• **EXERCISE DESCRIPTION**: Copy out each line of the data holding "label".

• **DATA TO EXAMINE**:
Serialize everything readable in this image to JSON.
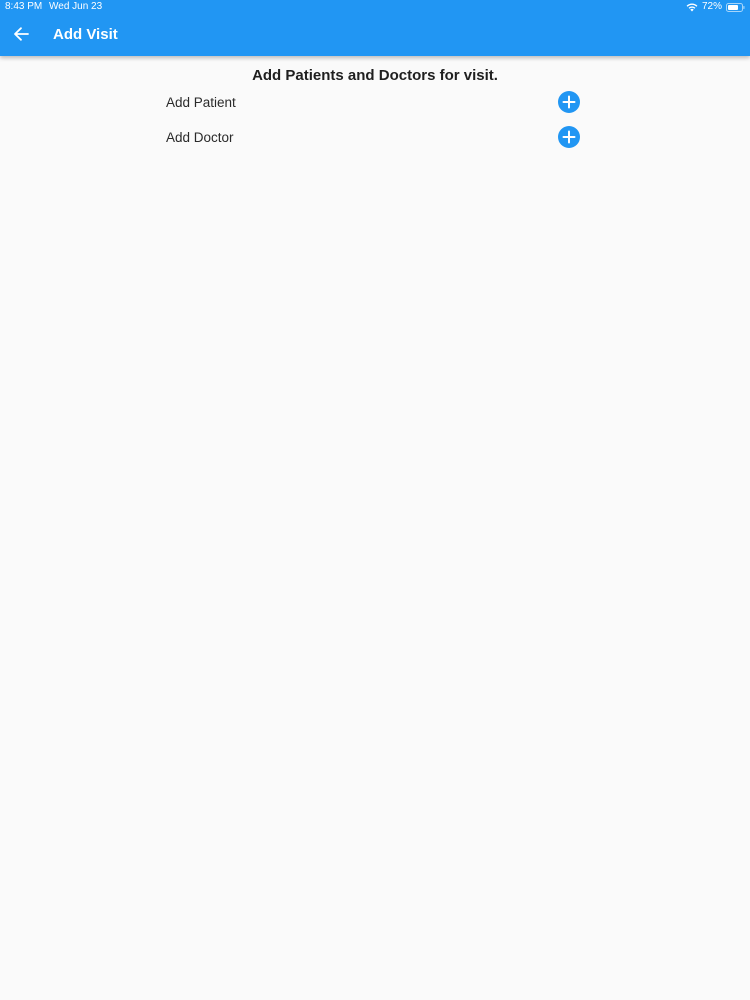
{
  "status_bar": {
    "time": "8:43 PM",
    "date": "Wed Jun 23",
    "battery": "72%"
  },
  "app_bar": {
    "title": "Add Visit",
    "back_icon": "arrow-left-icon"
  },
  "content": {
    "heading": "Add Patients and Doctors for visit.",
    "rows": [
      {
        "label": "Add Patient",
        "icon": "plus-circle-icon"
      },
      {
        "label": "Add Doctor",
        "icon": "plus-circle-icon"
      }
    ]
  },
  "colors": {
    "primary": "#2196f3",
    "background": "#fafafa"
  }
}
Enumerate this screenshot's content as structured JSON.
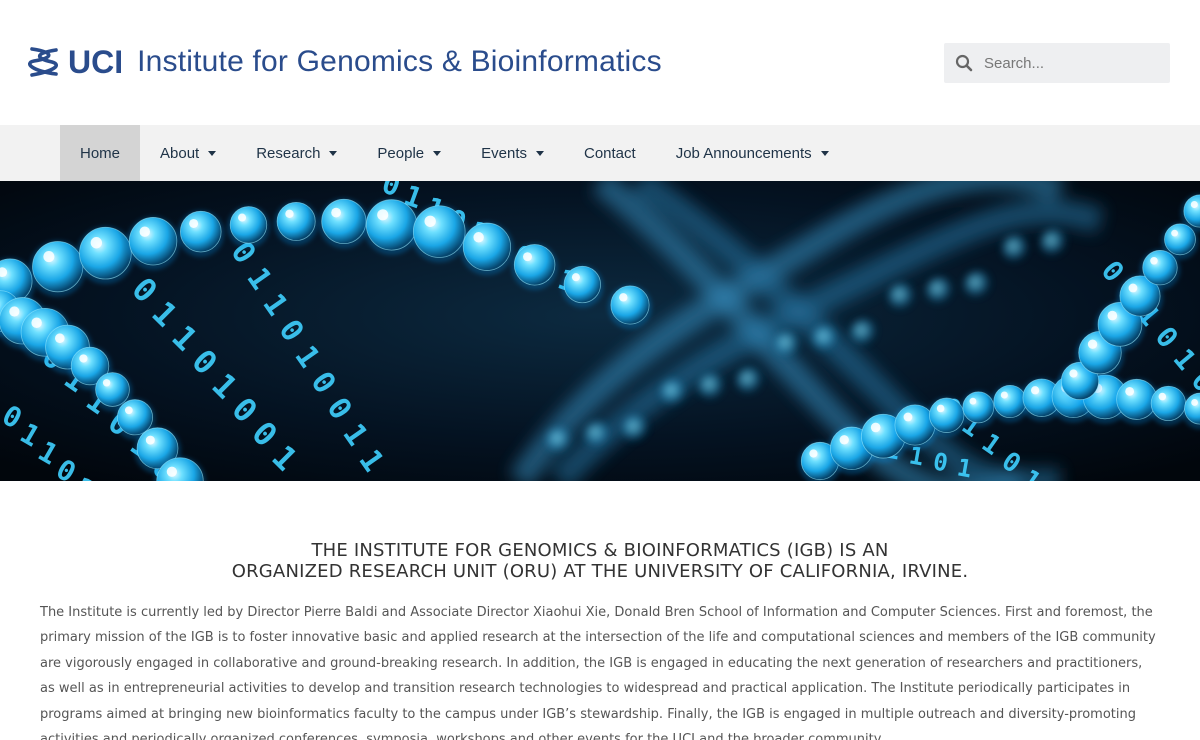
{
  "header": {
    "logo": {
      "mark_icon": "dna-helix-icon",
      "uci_text": "UCI",
      "institute_text": "Institute for Genomics & Bioinformatics",
      "brand_color": "#2a4c8c"
    },
    "search": {
      "icon": "search-icon",
      "placeholder": "Search..."
    }
  },
  "nav": {
    "items": [
      {
        "label": "Home",
        "active": true,
        "has_dropdown": false
      },
      {
        "label": "About",
        "active": false,
        "has_dropdown": true
      },
      {
        "label": "Research",
        "active": false,
        "has_dropdown": true
      },
      {
        "label": "People",
        "active": false,
        "has_dropdown": true
      },
      {
        "label": "Events",
        "active": false,
        "has_dropdown": true
      },
      {
        "label": "Contact",
        "active": false,
        "has_dropdown": false
      },
      {
        "label": "Job Announcements",
        "active": false,
        "has_dropdown": true
      }
    ],
    "text_color": "#1f3347",
    "bar_color": "#f2f2f2",
    "active_color": "#d4d4d4"
  },
  "hero": {
    "image": "dna-binary-helix-banner",
    "accent_color": "#19b8ff"
  },
  "main": {
    "headline_line1": "THE INSTITUTE FOR GENOMICS & BIOINFORMATICS (IGB) IS AN",
    "headline_line2": "ORGANIZED RESEARCH UNIT (ORU) AT THE UNIVERSITY OF CALIFORNIA, IRVINE.",
    "paragraph": "The Institute is currently led by Director Pierre Baldi and Associate Director Xiaohui Xie, Donald Bren School of Information and Computer Sciences. First and foremost, the primary mission of the IGB is to foster innovative basic and applied research at the intersection of the life and computational sciences and members of the IGB community are vigorously engaged in collaborative and ground-breaking research. In addition, the IGB is engaged in educating the next generation of researchers and practitioners, as well as in entrepreneurial activities to develop and transition research technologies to widespread and practical application. The Institute periodically participates in programs aimed at bringing new bioinformatics faculty to the campus under IGB’s stewardship. Finally, the IGB is engaged in multiple outreach and diversity-promoting activities and periodically organized conferences, symposia, workshops and other events for the UCI and the broader community."
  }
}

• **EXERCISE ANSWER**:
        "label": "Add Patient",
        "label": "Add Doctor",
        "label": "Home",
        "label": "About",
        "label": "Research",
        "label": "People",
        "label": "Events",
        "label": "Contact",
        "label": "Job Announcements",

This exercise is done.